Restate the material word for word and leave out anything that is a picture.
---------- Information supplied
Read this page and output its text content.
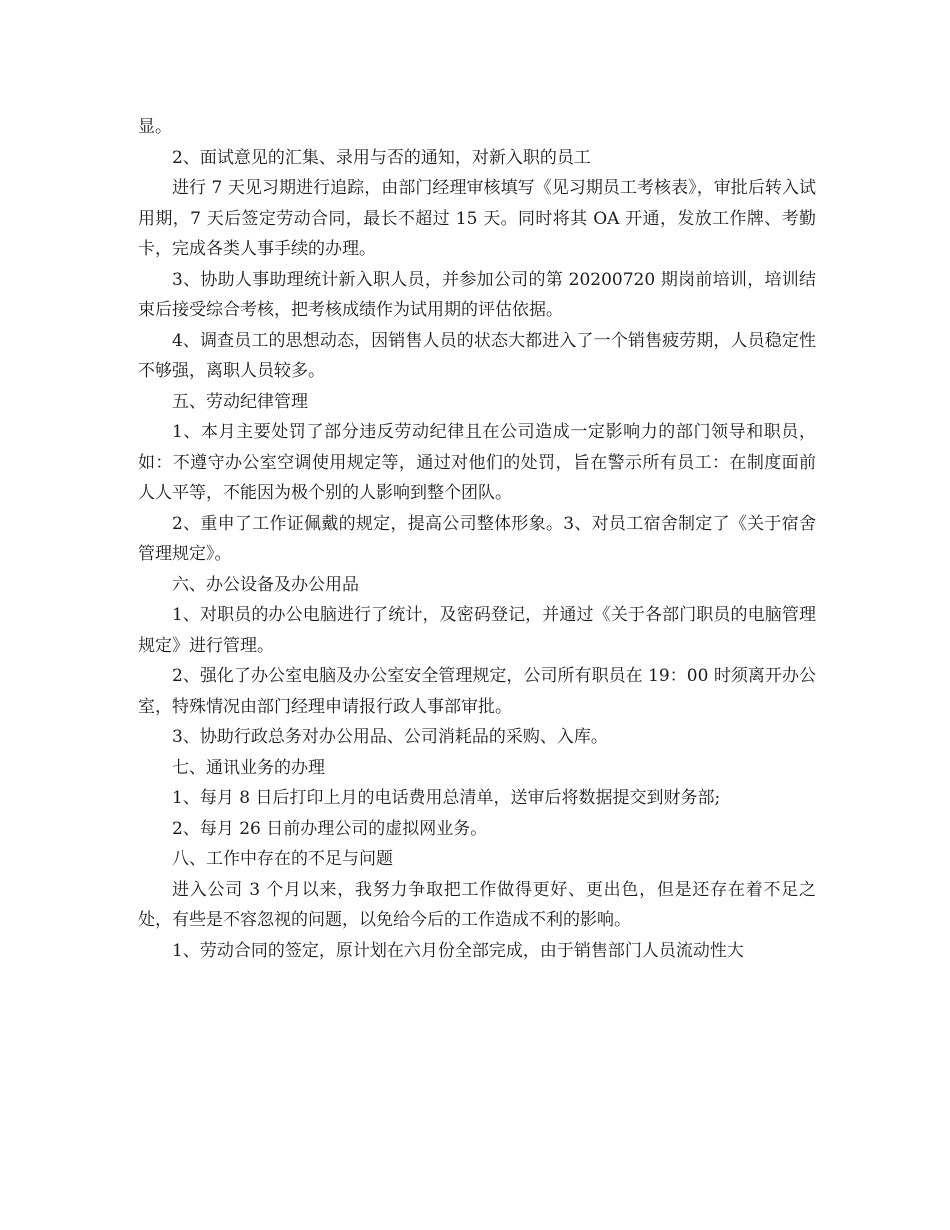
显。

2、面试意见的汇集、录用与否的通知，对新入职的员工

进行 7 天见习期进行追踪，由部门经理审核填写《见习期员工考核表》，审批后转入试用期，7 天后签定劳动合同，最长不超过 15 天。同时将其 OA 开通，发放工作牌、考勤卡，完成各类人事手续的办理。

3、协助人事助理统计新入职人员，并参加公司的第 20200720 期岗前培训，培训结束后接受综合考核，把考核成绩作为试用期的评估依据。

4、调查员工的思想动态，因销售人员的状态大都进入了一个销售疲劳期，人员稳定性不够强，离职人员较多。

五、劳动纪律管理

1、本月主要处罚了部分违反劳动纪律且在公司造成一定影响力的部门领导和职员，如：不遵守办公室空调使用规定等，通过对他们的处罚，旨在警示所有员工：在制度面前人人平等，不能因为极个别的人影响到整个团队。

2、重申了工作证佩戴的规定，提高公司整体形象。3、对员工宿舍制定了《关于宿舍管理规定》。

六、办公设备及办公用品

1、对职员的办公电脑进行了统计，及密码登记，并通过《关于各部门职员的电脑管理规定》进行管理。

2、强化了办公室电脑及办公室安全管理规定，公司所有职员在 19：00 时须离开办公室，特殊情况由部门经理申请报行政人事部审批。

3、协助行政总务对办公用品、公司消耗品的采购、入库。

七、通讯业务的办理

1、每月 8 日后打印上月的电话费用总清单，送审后将数据提交到财务部;

2、每月 26 日前办理公司的虚拟网业务。

八、工作中存在的不足与问题

进入公司 3 个月以来，我努力争取把工作做得更好、更出色，但是还存在着不足之处，有些是不容忽视的问题，以免给今后的工作造成不利的影响。

1、劳动合同的签定，原计划在六月份全部完成，由于销售部门人员流动性大
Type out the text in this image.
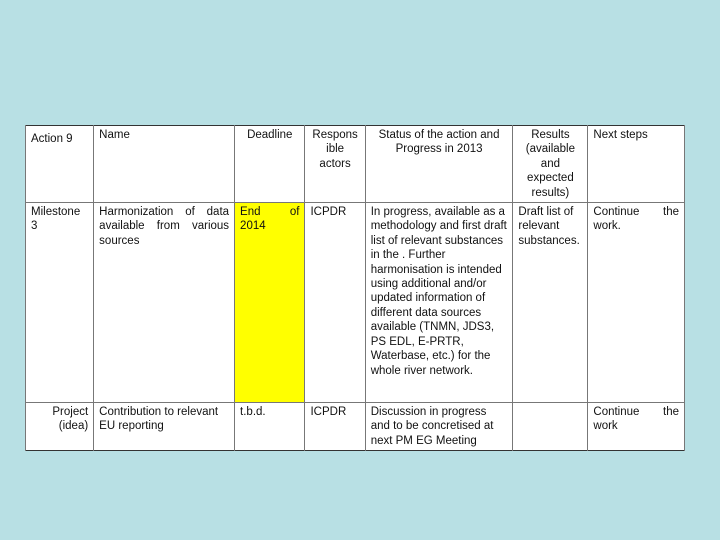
Action 9	Name	Deadline	Respons ible actors	Status of the action and Progress in 2013	Results (available and expected results)	Next steps
Milestone 3	Harmonization of data available from various sources	End of 2014	ICPDR	In progress, available as a methodology and first draft list of relevant substances in the . Further harmonisation is intended using additional and/or updated information of different data sources available (TNMN, JDS3, PS EDL, E-PRTR, Waterbase, etc.) for the whole river network.	Draft list of relevant substances.	Continue the work.
Project (idea)	Contribution to relevant EU reporting	t.b.d.	ICPDR	Discussion in progress and to be concretised at next PM EG Meeting		Continue the work
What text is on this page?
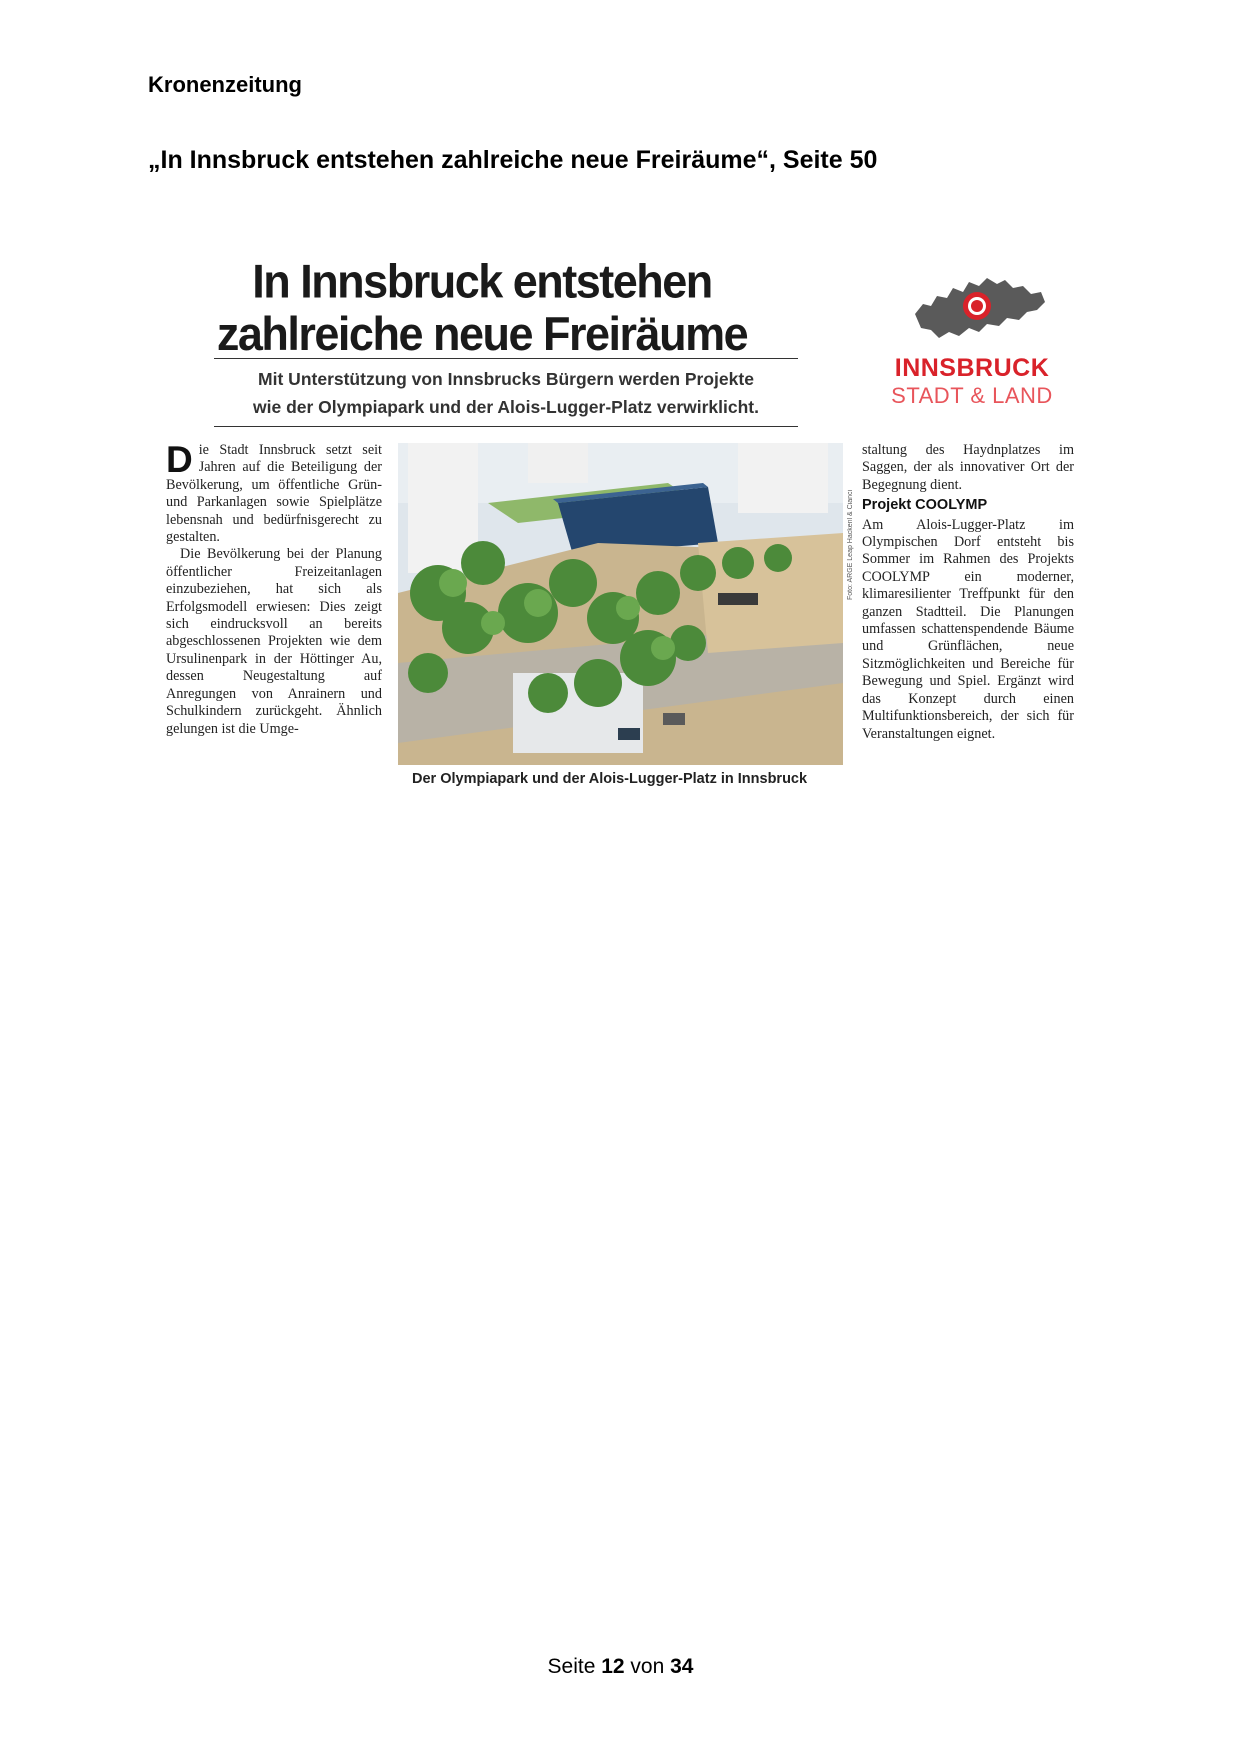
Kronenzeitung
„In Innsbruck entstehen zahlreiche neue Freiräume“, Seite 50
In Innsbruck entstehen
zahlreiche neue Freiräume
Mit Unterstützung von Innsbrucks Bürgern werden Projekte
wie der Olympiapark und der Alois-Lugger-Platz verwirklicht.
INNSBRUCK
STADT & LAND

Die Stadt Innsbruck setzt seit Jahren auf die Beteiligung der Bevölkerung, um öffentliche Grün- und Parkanlagen sowie Spielplätze lebensnah und bedürfnisgerecht zu gestalten.

Die Bevölkerung bei der Planung öffentlicher Freizeitanlagen einzubeziehen, hat sich als Erfolgsmodell erwiesen: Dies zeigt sich eindrucksvoll an bereits abgeschlossenen Projekten wie dem Ursulinenpark in der Höttinger Au, dessen Neugestaltung auf Anregungen von Anrainern und Schulkindern zurückgeht. Ähnlich gelungen ist die Umge-

Foto: ARGE Leap Hackenl & Cianci
Der Olympiapark und der Alois-Lugger-Platz in Innsbruck

staltung des Haydnplatzes im Saggen, der als innovativer Ort der Begegnung dient.

Projekt COOLYMP

Am Alois-Lugger-Platz im Olympischen Dorf entsteht bis Sommer im Rahmen des Projekts COOLYMP ein moderner, klimaresilienter Treffpunkt für den ganzen Stadtteil. Die Planungen umfassen schattenspendende Bäume und Grünflächen, neue Sitzmöglichkeiten und Bereiche für Bewegung und Spiel. Ergänzt wird das Konzept durch einen Multifunktionsbereich, der sich für Veranstaltungen eignet.

Seite 12 von 34
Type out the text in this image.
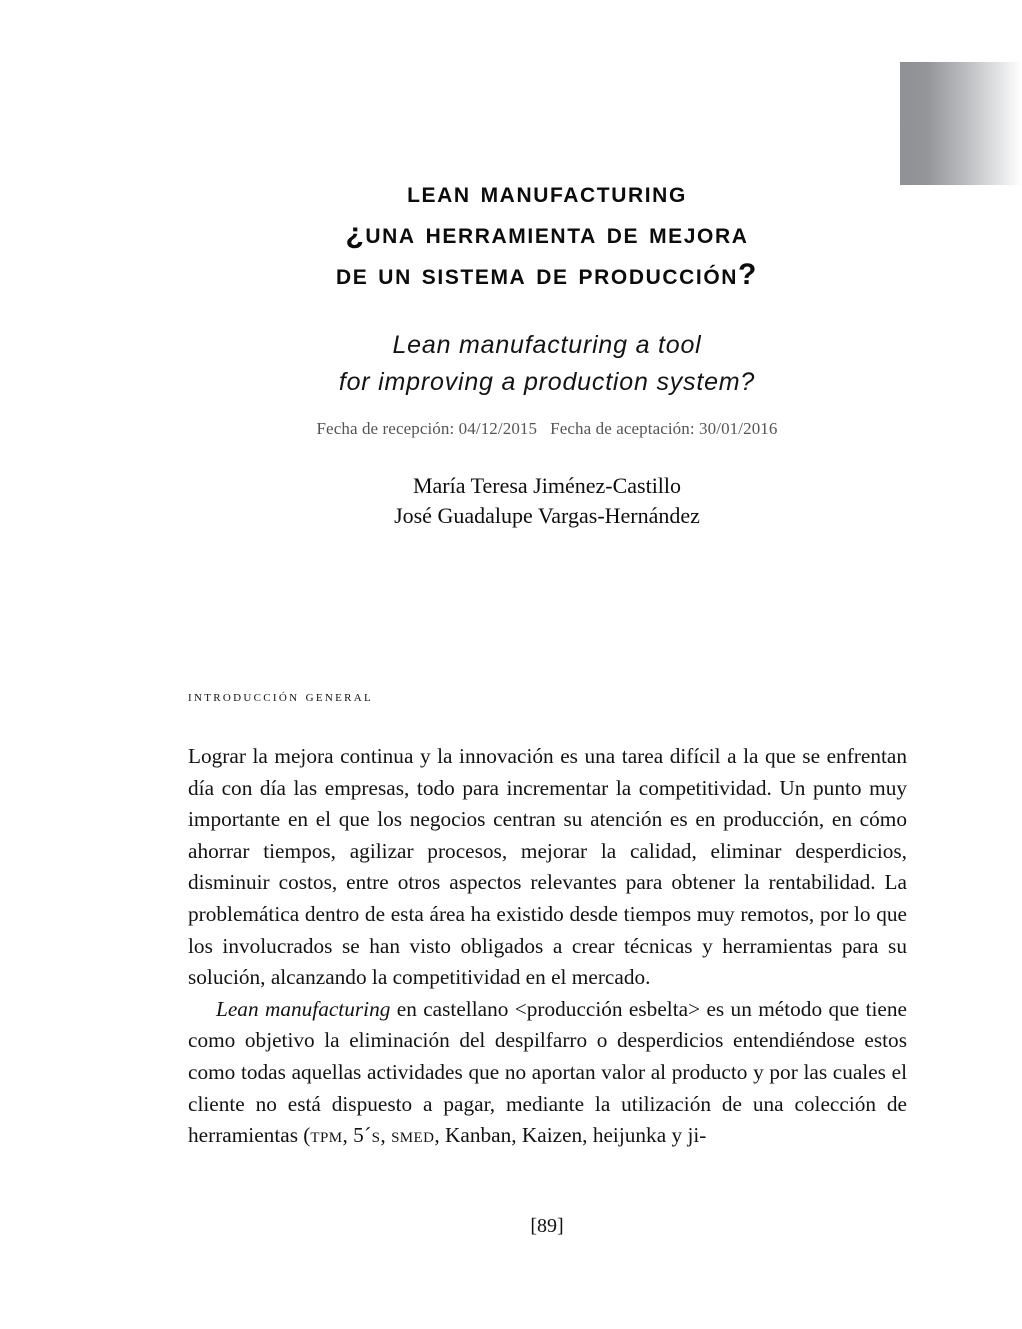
lean manufacturing
¿una herramienta de mejora
de un sistema de producción?
Lean manufacturing a tool
for improving a production system?
Fecha de recepción: 04/12/2015   Fecha de aceptación: 30/01/2016
María Teresa Jiménez-Castillo
José Guadalupe Vargas-Hernández
introducción general

Lograr la mejora continua y la innovación es una tarea difícil a la que se enfrentan día con día las empresas, todo para incrementar la competitividad. Un punto muy importante en el que los negocios centran su atención es en producción, en cómo ahorrar tiempos, agilizar procesos, mejorar la calidad, eliminar desperdicios, disminuir costos, entre otros aspectos relevantes para obtener la rentabilidad. La problemática dentro de esta área ha existido desde tiempos muy remotos, por lo que los involucrados se han visto obligados a crear técnicas y herramientas para su solución, alcanzando la competitividad en el mercado.

Lean manufacturing en castellano <producción esbelta> es un método que tiene como objetivo la eliminación del despilfarro o desperdicios entendiéndose estos como todas aquellas actividades que no aportan valor al producto y por las cuales el cliente no está dispuesto a pagar, mediante la utilización de una colección de herramientas (tpm, 5´s, smed, Kanban, Kaizen, heijunka y ji-

[89]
--------------------
-- The answer --
Read this page and output its text content.
显。

2、面试意见的汇集、录用与否的通知，对新入职的员工

进行 7 天见习期进行追踪，由部门经理审核填写《见习期员工考核表》，审批后转入试用期，7 天后签定劳动合同，最长不超过 15 天。同时将其 OA 开通，发放工作牌、考勤卡，完成各类人事手续的办理。

3、协助人事助理统计新入职人员，并参加公司的第 20200720 期岗前培训，培训结束后接受综合考核，把考核成绩作为试用期的评估依据。

4、调查员工的思想动态，因销售人员的状态大都进入了一个销售疲劳期，人员稳定性不够强，离职人员较多。

五、劳动纪律管理

1、本月主要处罚了部分违反劳动纪律且在公司造成一定影响力的部门领导和职员，如：不遵守办公室空调使用规定等，通过对他们的处罚，旨在警示所有员工：在制度面前人人平等，不能因为极个别的人影响到整个团队。

2、重申了工作证佩戴的规定，提高公司整体形象。3、对员工宿舍制定了《关于宿舍管理规定》。

六、办公设备及办公用品

1、对职员的办公电脑进行了统计，及密码登记，并通过《关于各部门职员的电脑管理规定》进行管理。

2、强化了办公室电脑及办公室安全管理规定，公司所有职员在 19：00 时须离开办公室，特殊情况由部门经理申请报行政人事部审批。

3、协助行政总务对办公用品、公司消耗品的采购、入库。

七、通讯业务的办理

1、每月 8 日后打印上月的电话费用总清单，送审后将数据提交到财务部;

2、每月 26 日前办理公司的虚拟网业务。

八、工作中存在的不足与问题

进入公司 3 个月以来，我努力争取把工作做得更好、更出色，但是还存在着不足之处，有些是不容忽视的问题，以免给今后的工作造成不利的影响。

1、劳动合同的签定，原计划在六月份全部完成，由于销售部门人员流动性大
Type out the text in this image.
Action 9	Name	Deadline	Respons ible actors	Status of the action and Progress in 2013	Results (available and expected results)	Next steps
Milestone 3	Harmonization of data available from various sources	End of 2014	ICPDR	In progress, available as a methodology and first draft list of relevant substances in the . Further harmonisation is intended using additional and/or updated information of different data sources available (TNMN, JDS3, PS EDL, E-PRTR, Waterbase, etc.) for the whole river network.	Draft list of relevant substances.	Continue the work.
Project (idea)	Contribution to relevant EU reporting	t.b.d.	ICPDR	Discussion in progress and to be concretised at next PM EG Meeting		Continue the work
What text is on this page?
Kronenzeitung
„In Innsbruck entstehen zahlreiche neue Freiräume“, Seite 50
In Innsbruck entstehen
zahlreiche neue Freiräume
Mit Unterstützung von Innsbrucks Bürgern werden Projekte
wie der Olympiapark und der Alois-Lugger-Platz verwirklicht.
INNSBRUCK
STADT & LAND

Die Stadt Innsbruck setzt seit Jahren auf die Beteiligung der Bevölkerung, um öffentliche Grün- und Parkanlagen sowie Spielplätze lebensnah und bedürfnisgerecht zu gestalten.

Die Bevölkerung bei der Planung öffentlicher Freizeitanlagen einzubeziehen, hat sich als Erfolgsmodell erwiesen: Dies zeigt sich eindrucksvoll an bereits abgeschlossenen Projekten wie dem Ursulinenpark in der Höttinger Au, dessen Neugestaltung auf Anregungen von Anrainern und Schulkindern zurückgeht. Ähnlich gelungen ist die Umge-

Foto: ARGE Leap Hackenl & Cianci
Der Olympiapark und der Alois-Lugger-Platz in Innsbruck

staltung des Haydnplatzes im Saggen, der als innovativer Ort der Begegnung dient.

Projekt COOLYMP

Am Alois-Lugger-Platz im Olympischen Dorf entsteht bis Sommer im Rahmen des Projekts COOLYMP ein moderner, klimaresilienter Treffpunkt für den ganzen Stadtteil. Die Planungen umfassen schattenspendende Bäume und Grünflächen, neue Sitzmöglichkeiten und Bereiche für Bewegung und Spiel. Ergänzt wird das Konzept durch einen Multifunktionsbereich, der sich für Veranstaltungen eignet.

Seite 12 von 34
Type out the text in this image.
lean manufacturing
¿una herramienta de mejora
de un sistema de producción?
Lean manufacturing a tool
for improving a production system?
Fecha de recepción: 04/12/2015   Fecha de aceptación: 30/01/2016
María Teresa Jiménez-Castillo
José Guadalupe Vargas-Hernández
introducción general

Lograr la mejora continua y la innovación es una tarea difícil a la que se enfrentan día con día las empresas, todo para incrementar la competitividad. Un punto muy importante en el que los negocios centran su atención es en producción, en cómo ahorrar tiempos, agilizar procesos, mejorar la calidad, eliminar desperdicios, disminuir costos, entre otros aspectos relevantes para obtener la rentabilidad. La problemática dentro de esta área ha existido desde tiempos muy remotos, por lo que los involucrados se han visto obligados a crear técnicas y herramientas para su solución, alcanzando la competitividad en el mercado.

Lean manufacturing en castellano <producción esbelta> es un método que tiene como objetivo la eliminación del despilfarro o desperdicios entendiéndose estos como todas aquellas actividades que no aportan valor al producto y por las cuales el cliente no está dispuesto a pagar, mediante la utilización de una colección de herramientas (tpm, 5´s, smed, Kanban, Kaizen, heijunka y ji-

[89]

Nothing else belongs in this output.